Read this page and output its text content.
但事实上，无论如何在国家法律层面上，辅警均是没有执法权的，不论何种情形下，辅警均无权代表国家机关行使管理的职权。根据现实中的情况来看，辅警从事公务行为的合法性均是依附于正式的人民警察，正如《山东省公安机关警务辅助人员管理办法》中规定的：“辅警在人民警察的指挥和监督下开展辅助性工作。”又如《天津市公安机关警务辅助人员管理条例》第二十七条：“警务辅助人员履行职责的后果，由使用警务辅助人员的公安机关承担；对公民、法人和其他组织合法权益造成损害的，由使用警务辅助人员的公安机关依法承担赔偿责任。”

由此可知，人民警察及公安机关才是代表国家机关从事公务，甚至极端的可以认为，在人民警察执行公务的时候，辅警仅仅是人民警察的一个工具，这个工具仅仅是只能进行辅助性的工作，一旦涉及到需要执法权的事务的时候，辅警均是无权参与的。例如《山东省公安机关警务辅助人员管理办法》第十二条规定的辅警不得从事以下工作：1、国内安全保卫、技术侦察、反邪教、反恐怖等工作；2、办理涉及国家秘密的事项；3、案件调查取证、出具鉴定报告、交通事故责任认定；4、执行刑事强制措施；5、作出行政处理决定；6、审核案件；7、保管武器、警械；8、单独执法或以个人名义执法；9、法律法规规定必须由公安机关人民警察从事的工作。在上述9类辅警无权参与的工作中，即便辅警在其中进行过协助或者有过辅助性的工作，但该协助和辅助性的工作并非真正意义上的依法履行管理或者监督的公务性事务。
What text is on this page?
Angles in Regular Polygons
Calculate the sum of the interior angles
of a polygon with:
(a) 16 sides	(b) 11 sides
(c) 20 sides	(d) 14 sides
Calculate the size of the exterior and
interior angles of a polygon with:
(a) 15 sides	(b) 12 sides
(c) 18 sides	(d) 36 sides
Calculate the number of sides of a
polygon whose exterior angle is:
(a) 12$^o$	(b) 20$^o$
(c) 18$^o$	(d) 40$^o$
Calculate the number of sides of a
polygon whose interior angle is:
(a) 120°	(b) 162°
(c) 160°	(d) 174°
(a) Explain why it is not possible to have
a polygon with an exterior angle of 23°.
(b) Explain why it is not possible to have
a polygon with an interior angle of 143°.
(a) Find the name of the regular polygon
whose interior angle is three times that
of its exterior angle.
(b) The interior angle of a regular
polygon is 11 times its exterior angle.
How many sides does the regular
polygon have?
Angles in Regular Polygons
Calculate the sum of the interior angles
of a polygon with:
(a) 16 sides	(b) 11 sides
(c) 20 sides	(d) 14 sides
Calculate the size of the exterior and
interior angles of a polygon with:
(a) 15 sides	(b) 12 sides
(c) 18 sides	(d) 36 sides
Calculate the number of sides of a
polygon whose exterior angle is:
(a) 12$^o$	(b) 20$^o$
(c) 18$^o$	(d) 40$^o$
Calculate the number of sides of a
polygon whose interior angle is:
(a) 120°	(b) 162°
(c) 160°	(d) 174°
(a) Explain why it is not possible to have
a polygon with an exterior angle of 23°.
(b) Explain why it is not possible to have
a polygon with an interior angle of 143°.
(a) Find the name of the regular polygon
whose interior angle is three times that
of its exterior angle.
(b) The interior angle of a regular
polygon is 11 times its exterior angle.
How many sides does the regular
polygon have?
---
EXERCISE BRIEF:
Output the entries verbatim.

RESPONSE:
Read this page and output its text content.
但事实上，无论如何在国家法律层面上，辅警均是没有执法权的，不论何种情形下，辅警均无权代表国家机关行使管理的职权。根据现实中的情况来看，辅警从事公务行为的合法性均是依附于正式的人民警察，正如《山东省公安机关警务辅助人员管理办法》中规定的：“辅警在人民警察的指挥和监督下开展辅助性工作。”又如《天津市公安机关警务辅助人员管理条例》第二十七条：“警务辅助人员履行职责的后果，由使用警务辅助人员的公安机关承担；对公民、法人和其他组织合法权益造成损害的，由使用警务辅助人员的公安机关依法承担赔偿责任。”

由此可知，人民警察及公安机关才是代表国家机关从事公务，甚至极端的可以认为，在人民警察执行公务的时候，辅警仅仅是人民警察的一个工具，这个工具仅仅是只能进行辅助性的工作，一旦涉及到需要执法权的事务的时候，辅警均是无权参与的。例如《山东省公安机关警务辅助人员管理办法》第十二条规定的辅警不得从事以下工作：1、国内安全保卫、技术侦察、反邪教、反恐怖等工作；2、办理涉及国家秘密的事项；3、案件调查取证、出具鉴定报告、交通事故责任认定；4、执行刑事强制措施；5、作出行政处理决定；6、审核案件；7、保管武器、警械；8、单独执法或以个人名义执法；9、法律法规规定必须由公安机关人民警察从事的工作。在上述9类辅警无权参与的工作中，即便辅警在其中进行过协助或者有过辅助性的工作，但该协助和辅助性的工作并非真正意义上的依法履行管理或者监督的公务性事务。
What text is on this page?
Angles in Regular Polygons
Calculate the sum of the interior angles
of a polygon with:
(a) 16 sides	(b) 11 sides
(c) 20 sides	(d) 14 sides
Calculate the size of the exterior and
interior angles of a polygon with:
(a) 15 sides	(b) 12 sides
(c) 18 sides	(d) 36 sides
Calculate the number of sides of a
polygon whose exterior angle is:
(a) 12$^o$	(b) 20$^o$
(c) 18$^o$	(d) 40$^o$
Calculate the number of sides of a
polygon whose interior angle is:
(a) 120°	(b) 162°
(c) 160°	(d) 174°
(a) Explain why it is not possible to have
a polygon with an exterior angle of 23°.
(b) Explain why it is not possible to have
a polygon with an interior angle of 143°.
(a) Find the name of the regular polygon
whose interior angle is three times that
of its exterior angle.
(b) The interior angle of a regular
polygon is 11 times its exterior angle.
How many sides does the regular
polygon have?
Angles in Regular Polygons
Calculate the sum of the interior angles
of a polygon with:
(a) 16 sides	(b) 11 sides
(c) 20 sides	(d) 14 sides
Calculate the size of the exterior and
interior angles of a polygon with:
(a) 15 sides	(b) 12 sides
(c) 18 sides	(d) 36 sides
Calculate the number of sides of a
polygon whose exterior angle is:
(a) 12$^o$	(b) 20$^o$
(c) 18$^o$	(d) 40$^o$
Calculate the number of sides of a
polygon whose interior angle is:
(a) 120°	(b) 162°
(c) 160°	(d) 174°
(a) Explain why it is not possible to have
a polygon with an exterior angle of 23°.
(b) Explain why it is not possible to have
a polygon with an interior angle of 143°.
(a) Find the name of the regular polygon
whose interior angle is three times that
of its exterior angle.
(b) The interior angle of a regular
polygon is 11 times its exterior angle.
How many sides does the regular
polygon have?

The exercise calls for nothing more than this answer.